# Prompt
Each line that includes "into" counts once; give the total and nothing besides.

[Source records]
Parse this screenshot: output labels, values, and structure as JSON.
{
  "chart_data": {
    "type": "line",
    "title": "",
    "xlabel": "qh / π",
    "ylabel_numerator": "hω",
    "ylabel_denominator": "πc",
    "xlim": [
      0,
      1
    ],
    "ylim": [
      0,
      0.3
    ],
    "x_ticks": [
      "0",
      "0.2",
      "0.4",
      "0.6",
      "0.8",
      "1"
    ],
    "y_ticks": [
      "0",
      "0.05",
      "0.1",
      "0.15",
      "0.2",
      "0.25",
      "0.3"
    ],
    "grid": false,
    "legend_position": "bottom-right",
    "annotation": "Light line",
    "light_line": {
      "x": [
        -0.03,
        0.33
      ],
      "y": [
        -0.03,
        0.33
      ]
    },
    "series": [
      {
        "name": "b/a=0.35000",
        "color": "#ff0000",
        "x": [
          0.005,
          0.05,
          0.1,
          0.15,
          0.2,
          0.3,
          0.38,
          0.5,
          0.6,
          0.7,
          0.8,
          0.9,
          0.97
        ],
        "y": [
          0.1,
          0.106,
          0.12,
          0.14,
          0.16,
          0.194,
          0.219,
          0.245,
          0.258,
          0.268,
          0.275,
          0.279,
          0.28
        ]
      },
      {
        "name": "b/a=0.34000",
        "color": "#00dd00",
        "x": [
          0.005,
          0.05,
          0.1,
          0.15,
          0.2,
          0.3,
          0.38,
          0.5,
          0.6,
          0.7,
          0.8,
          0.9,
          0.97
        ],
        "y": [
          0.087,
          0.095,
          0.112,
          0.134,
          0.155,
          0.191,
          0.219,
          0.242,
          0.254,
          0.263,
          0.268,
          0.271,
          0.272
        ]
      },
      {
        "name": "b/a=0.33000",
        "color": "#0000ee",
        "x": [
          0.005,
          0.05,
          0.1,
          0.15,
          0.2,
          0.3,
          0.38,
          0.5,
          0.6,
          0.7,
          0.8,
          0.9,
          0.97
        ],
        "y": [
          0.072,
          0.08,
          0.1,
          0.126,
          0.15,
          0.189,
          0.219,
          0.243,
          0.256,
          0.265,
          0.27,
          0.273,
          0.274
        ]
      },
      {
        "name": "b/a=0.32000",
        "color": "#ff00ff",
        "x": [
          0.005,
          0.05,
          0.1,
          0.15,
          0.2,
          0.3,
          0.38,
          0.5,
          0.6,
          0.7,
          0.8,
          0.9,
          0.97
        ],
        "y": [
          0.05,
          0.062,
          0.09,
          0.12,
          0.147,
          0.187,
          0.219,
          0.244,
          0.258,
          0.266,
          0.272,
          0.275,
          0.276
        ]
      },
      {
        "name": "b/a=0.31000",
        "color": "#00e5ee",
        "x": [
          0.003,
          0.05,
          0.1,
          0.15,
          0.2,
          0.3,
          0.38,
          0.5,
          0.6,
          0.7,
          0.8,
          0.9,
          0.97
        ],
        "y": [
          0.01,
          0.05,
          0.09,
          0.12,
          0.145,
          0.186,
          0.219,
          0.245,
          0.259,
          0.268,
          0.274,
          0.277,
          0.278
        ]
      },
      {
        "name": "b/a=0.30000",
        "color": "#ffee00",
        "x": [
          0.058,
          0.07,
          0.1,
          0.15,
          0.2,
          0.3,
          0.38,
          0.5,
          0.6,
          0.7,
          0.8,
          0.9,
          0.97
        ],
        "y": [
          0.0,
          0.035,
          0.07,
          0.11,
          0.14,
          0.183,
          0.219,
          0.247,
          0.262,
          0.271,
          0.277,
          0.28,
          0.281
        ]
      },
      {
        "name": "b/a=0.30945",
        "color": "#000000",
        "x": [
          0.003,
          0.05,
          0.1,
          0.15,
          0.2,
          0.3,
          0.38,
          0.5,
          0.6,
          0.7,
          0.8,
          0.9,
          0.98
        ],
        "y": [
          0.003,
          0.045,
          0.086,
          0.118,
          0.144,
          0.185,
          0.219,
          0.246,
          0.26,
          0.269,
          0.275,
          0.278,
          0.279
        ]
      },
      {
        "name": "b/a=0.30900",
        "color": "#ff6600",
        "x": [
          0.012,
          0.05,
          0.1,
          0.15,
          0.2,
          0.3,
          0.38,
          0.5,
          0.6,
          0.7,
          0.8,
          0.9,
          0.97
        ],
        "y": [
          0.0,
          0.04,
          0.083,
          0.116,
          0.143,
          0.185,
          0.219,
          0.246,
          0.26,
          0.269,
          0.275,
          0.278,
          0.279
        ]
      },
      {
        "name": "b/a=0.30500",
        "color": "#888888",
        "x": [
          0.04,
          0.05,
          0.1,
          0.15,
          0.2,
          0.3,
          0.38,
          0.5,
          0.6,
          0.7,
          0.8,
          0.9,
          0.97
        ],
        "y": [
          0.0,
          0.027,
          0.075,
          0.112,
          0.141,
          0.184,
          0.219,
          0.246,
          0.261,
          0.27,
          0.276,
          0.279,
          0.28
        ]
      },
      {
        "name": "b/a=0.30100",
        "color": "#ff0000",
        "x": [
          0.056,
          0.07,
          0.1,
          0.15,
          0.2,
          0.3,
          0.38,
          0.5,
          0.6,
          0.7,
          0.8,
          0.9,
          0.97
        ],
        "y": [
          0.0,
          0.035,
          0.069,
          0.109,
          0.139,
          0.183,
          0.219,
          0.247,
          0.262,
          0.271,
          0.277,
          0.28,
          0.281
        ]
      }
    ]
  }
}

* * *

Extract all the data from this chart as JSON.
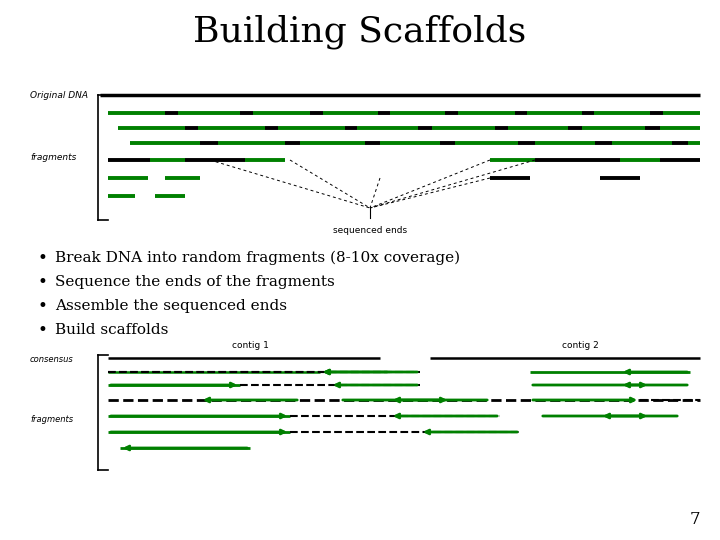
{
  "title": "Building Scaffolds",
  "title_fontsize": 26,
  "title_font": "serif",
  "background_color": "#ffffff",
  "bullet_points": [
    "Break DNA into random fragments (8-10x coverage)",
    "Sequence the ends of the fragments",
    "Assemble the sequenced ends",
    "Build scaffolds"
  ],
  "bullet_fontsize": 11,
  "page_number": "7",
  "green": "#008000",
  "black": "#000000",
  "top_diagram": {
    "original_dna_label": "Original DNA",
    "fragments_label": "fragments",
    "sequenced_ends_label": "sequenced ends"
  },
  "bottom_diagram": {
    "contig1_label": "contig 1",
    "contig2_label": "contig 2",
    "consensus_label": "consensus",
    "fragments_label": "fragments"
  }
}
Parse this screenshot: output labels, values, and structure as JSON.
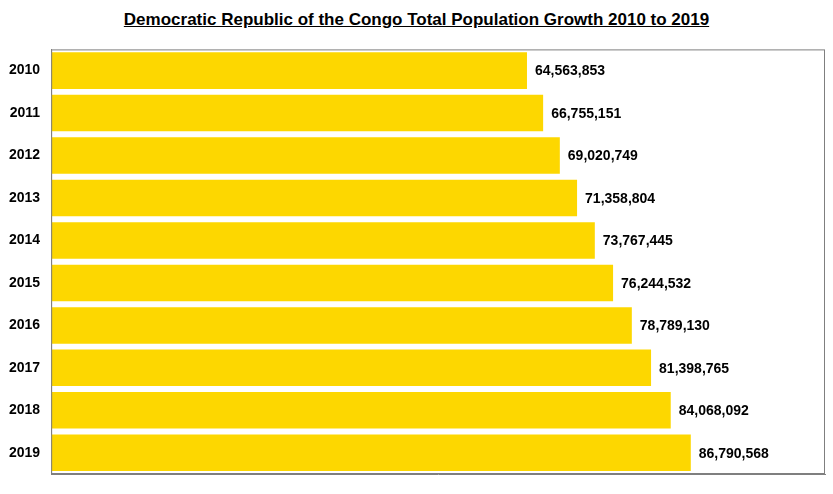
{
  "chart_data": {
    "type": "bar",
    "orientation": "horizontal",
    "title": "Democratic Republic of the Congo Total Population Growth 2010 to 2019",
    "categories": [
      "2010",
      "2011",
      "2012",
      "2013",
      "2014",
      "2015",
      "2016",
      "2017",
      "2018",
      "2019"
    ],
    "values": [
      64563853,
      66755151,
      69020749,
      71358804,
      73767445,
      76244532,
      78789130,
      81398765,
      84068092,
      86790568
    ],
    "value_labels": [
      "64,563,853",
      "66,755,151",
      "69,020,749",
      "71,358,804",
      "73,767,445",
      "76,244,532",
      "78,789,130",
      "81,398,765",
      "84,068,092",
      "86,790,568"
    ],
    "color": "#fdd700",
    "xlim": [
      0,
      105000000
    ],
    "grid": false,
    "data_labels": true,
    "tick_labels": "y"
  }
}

...

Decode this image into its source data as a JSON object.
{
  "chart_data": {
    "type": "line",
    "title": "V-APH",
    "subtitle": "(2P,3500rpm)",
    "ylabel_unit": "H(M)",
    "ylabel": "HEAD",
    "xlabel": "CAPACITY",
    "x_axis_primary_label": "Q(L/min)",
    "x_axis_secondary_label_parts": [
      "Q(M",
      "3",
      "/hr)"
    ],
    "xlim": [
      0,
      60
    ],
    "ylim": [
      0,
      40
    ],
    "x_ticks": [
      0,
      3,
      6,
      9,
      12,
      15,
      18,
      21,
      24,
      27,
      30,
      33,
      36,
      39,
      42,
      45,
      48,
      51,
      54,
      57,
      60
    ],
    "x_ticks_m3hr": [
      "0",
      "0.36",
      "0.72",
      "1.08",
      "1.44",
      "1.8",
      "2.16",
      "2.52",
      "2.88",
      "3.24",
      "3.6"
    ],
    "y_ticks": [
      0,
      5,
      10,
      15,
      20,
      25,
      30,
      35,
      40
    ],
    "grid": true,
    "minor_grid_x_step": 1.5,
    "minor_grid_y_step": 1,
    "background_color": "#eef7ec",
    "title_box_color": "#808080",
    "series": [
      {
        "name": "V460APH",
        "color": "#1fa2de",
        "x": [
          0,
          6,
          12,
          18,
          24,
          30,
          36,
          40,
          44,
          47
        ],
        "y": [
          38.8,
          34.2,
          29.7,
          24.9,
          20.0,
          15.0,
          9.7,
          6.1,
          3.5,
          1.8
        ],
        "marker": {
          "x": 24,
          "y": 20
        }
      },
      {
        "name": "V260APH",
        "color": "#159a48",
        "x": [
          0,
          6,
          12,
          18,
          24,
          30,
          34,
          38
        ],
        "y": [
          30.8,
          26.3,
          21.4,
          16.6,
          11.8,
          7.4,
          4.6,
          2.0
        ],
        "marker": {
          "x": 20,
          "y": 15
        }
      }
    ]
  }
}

# Correct output
2